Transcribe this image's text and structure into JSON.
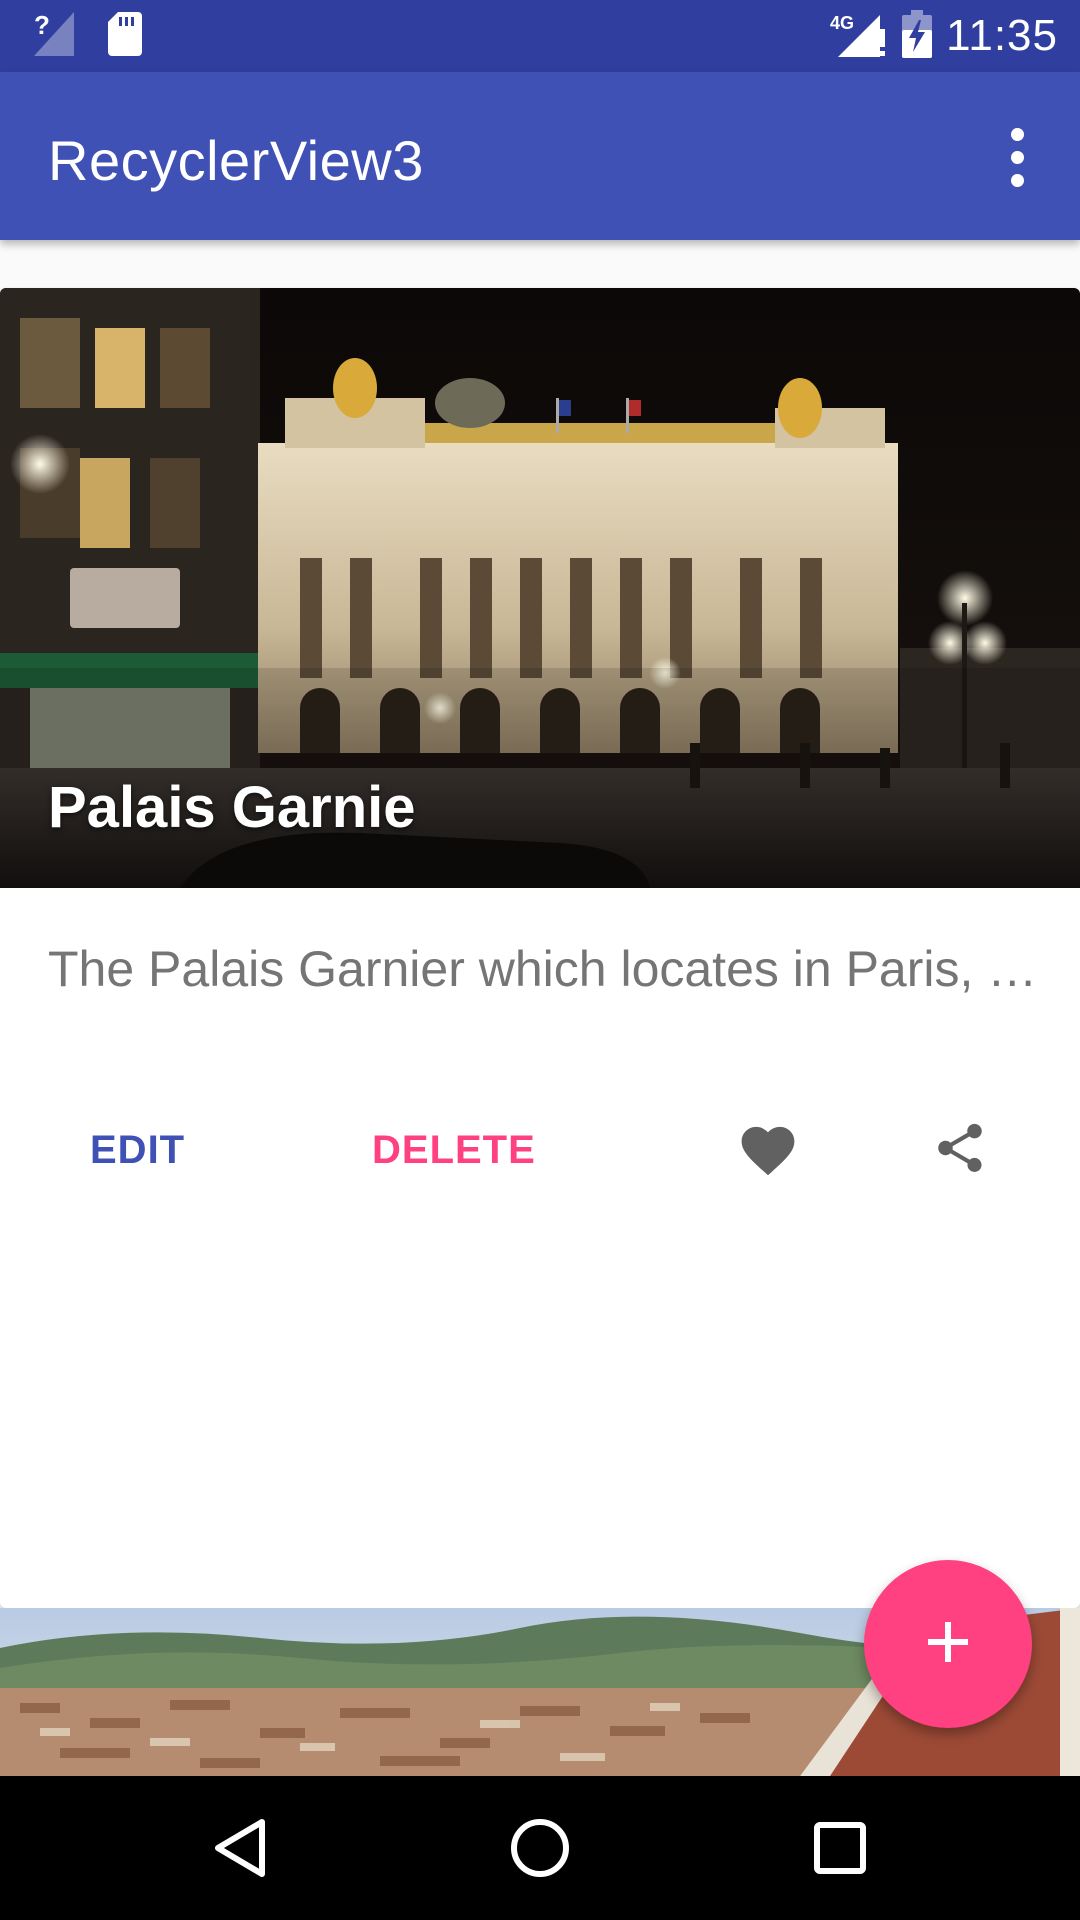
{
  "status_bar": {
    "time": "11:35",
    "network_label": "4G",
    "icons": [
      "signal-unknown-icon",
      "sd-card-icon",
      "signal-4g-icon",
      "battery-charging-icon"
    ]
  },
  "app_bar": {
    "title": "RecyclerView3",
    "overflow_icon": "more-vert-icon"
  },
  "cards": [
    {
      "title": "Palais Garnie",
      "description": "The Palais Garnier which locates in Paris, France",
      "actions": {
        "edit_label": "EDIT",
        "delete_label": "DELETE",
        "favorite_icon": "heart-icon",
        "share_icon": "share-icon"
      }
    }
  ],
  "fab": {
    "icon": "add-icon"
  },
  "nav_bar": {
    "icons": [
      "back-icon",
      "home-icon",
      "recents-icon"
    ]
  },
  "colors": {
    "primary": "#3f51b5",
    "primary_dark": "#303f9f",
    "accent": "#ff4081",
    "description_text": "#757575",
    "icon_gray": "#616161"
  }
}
+++
• Goal of the exercise
Write the entries above out again exactly, but not the pictures.

• Finished task
Transcribe this image's text and structure into JSON.
{
  "status_bar": {
    "time": "11:35",
    "network_label": "4G",
    "icons": [
      "signal-unknown-icon",
      "sd-card-icon",
      "signal-4g-icon",
      "battery-charging-icon"
    ]
  },
  "app_bar": {
    "title": "RecyclerView3",
    "overflow_icon": "more-vert-icon"
  },
  "cards": [
    {
      "title": "Palais Garnie",
      "description": "The Palais Garnier which locates in Paris, France",
      "actions": {
        "edit_label": "EDIT",
        "delete_label": "DELETE",
        "favorite_icon": "heart-icon",
        "share_icon": "share-icon"
      }
    }
  ],
  "fab": {
    "icon": "add-icon"
  },
  "nav_bar": {
    "icons": [
      "back-icon",
      "home-icon",
      "recents-icon"
    ]
  },
  "colors": {
    "primary": "#3f51b5",
    "primary_dark": "#303f9f",
    "accent": "#ff4081",
    "description_text": "#757575",
    "icon_gray": "#616161"
  }
}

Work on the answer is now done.